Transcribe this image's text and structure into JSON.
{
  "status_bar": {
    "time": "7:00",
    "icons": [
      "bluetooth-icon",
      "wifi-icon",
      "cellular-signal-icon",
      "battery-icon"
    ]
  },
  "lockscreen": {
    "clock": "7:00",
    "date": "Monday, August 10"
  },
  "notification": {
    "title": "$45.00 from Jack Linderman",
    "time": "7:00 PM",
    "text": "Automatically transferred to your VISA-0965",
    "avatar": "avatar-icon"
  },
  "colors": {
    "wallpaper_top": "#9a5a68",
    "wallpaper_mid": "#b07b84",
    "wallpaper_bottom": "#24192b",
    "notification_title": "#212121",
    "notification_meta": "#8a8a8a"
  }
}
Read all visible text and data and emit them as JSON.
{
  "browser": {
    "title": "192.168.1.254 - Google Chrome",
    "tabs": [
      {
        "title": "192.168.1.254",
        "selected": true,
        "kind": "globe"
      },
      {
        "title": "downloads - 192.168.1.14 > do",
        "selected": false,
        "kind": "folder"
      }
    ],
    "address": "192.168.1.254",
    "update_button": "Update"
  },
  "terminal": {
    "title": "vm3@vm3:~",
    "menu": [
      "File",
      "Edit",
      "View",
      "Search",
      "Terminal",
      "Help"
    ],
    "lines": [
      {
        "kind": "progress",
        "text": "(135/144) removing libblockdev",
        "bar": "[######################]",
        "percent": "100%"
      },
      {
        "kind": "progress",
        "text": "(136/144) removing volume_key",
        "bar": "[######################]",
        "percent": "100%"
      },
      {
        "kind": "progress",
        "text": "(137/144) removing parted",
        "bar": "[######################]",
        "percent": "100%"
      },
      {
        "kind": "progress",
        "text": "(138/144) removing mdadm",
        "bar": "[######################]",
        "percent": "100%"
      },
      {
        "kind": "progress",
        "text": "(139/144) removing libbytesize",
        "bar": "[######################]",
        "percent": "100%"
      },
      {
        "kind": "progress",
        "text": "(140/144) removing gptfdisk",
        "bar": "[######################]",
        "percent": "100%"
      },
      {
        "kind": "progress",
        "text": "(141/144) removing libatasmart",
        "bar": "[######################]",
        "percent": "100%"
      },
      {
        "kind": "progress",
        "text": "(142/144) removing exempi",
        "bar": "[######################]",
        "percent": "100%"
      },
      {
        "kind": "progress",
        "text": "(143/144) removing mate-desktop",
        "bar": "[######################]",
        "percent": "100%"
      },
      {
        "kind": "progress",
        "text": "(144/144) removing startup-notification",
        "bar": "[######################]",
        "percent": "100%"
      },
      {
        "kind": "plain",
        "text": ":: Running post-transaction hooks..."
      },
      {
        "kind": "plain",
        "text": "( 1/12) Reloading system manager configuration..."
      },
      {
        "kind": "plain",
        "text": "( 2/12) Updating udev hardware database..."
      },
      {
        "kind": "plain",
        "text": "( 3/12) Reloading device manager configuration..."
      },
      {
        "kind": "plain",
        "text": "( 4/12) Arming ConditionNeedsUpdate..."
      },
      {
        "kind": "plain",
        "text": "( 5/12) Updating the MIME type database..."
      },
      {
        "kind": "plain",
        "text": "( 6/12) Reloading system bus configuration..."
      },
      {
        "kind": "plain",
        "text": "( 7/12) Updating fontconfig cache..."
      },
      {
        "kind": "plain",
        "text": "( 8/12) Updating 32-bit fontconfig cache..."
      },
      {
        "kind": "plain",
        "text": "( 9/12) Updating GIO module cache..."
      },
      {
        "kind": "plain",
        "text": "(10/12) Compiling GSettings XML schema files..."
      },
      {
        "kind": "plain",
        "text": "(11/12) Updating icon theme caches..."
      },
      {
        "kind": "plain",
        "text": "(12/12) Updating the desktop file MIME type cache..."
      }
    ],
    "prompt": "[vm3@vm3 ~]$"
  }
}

__________________________________________________

- [Work to complete]: All of the data above should be transcribed exactly.

- [Answer for the task]:
Transcribe this image's text and structure into JSON.
{
  "status_bar": {
    "time": "7:00",
    "icons": [
      "bluetooth-icon",
      "wifi-icon",
      "cellular-signal-icon",
      "battery-icon"
    ]
  },
  "lockscreen": {
    "clock": "7:00",
    "date": "Monday, August 10"
  },
  "notification": {
    "title": "$45.00 from Jack Linderman",
    "time": "7:00 PM",
    "text": "Automatically transferred to your VISA-0965",
    "avatar": "avatar-icon"
  },
  "colors": {
    "wallpaper_top": "#9a5a68",
    "wallpaper_mid": "#b07b84",
    "wallpaper_bottom": "#24192b",
    "notification_title": "#212121",
    "notification_meta": "#8a8a8a"
  }
}
Read all visible text and data and emit them as JSON.
{
  "browser": {
    "title": "192.168.1.254 - Google Chrome",
    "tabs": [
      {
        "title": "192.168.1.254",
        "selected": true,
        "kind": "globe"
      },
      {
        "title": "downloads - 192.168.1.14 > do",
        "selected": false,
        "kind": "folder"
      }
    ],
    "address": "192.168.1.254",
    "update_button": "Update"
  },
  "terminal": {
    "title": "vm3@vm3:~",
    "menu": [
      "File",
      "Edit",
      "View",
      "Search",
      "Terminal",
      "Help"
    ],
    "lines": [
      {
        "kind": "progress",
        "text": "(135/144) removing libblockdev",
        "bar": "[######################]",
        "percent": "100%"
      },
      {
        "kind": "progress",
        "text": "(136/144) removing volume_key",
        "bar": "[######################]",
        "percent": "100%"
      },
      {
        "kind": "progress",
        "text": "(137/144) removing parted",
        "bar": "[######################]",
        "percent": "100%"
      },
      {
        "kind": "progress",
        "text": "(138/144) removing mdadm",
        "bar": "[######################]",
        "percent": "100%"
      },
      {
        "kind": "progress",
        "text": "(139/144) removing libbytesize",
        "bar": "[######################]",
        "percent": "100%"
      },
      {
        "kind": "progress",
        "text": "(140/144) removing gptfdisk",
        "bar": "[######################]",
        "percent": "100%"
      },
      {
        "kind": "progress",
        "text": "(141/144) removing libatasmart",
        "bar": "[######################]",
        "percent": "100%"
      },
      {
        "kind": "progress",
        "text": "(142/144) removing exempi",
        "bar": "[######################]",
        "percent": "100%"
      },
      {
        "kind": "progress",
        "text": "(143/144) removing mate-desktop",
        "bar": "[######################]",
        "percent": "100%"
      },
      {
        "kind": "progress",
        "text": "(144/144) removing startup-notification",
        "bar": "[######################]",
        "percent": "100%"
      },
      {
        "kind": "plain",
        "text": ":: Running post-transaction hooks..."
      },
      {
        "kind": "plain",
        "text": "( 1/12) Reloading system manager configuration..."
      },
      {
        "kind": "plain",
        "text": "( 2/12) Updating udev hardware database..."
      },
      {
        "kind": "plain",
        "text": "( 3/12) Reloading device manager configuration..."
      },
      {
        "kind": "plain",
        "text": "( 4/12) Arming ConditionNeedsUpdate..."
      },
      {
        "kind": "plain",
        "text": "( 5/12) Updating the MIME type database..."
      },
      {
        "kind": "plain",
        "text": "( 6/12) Reloading system bus configuration..."
      },
      {
        "kind": "plain",
        "text": "( 7/12) Updating fontconfig cache..."
      },
      {
        "kind": "plain",
        "text": "( 8/12) Updating 32-bit fontconfig cache..."
      },
      {
        "kind": "plain",
        "text": "( 9/12) Updating GIO module cache..."
      },
      {
        "kind": "plain",
        "text": "(10/12) Compiling GSettings XML schema files..."
      },
      {
        "kind": "plain",
        "text": "(11/12) Updating icon theme caches..."
      },
      {
        "kind": "plain",
        "text": "(12/12) Updating the desktop file MIME type cache..."
      }
    ],
    "prompt": "[vm3@vm3 ~]$"
  }
}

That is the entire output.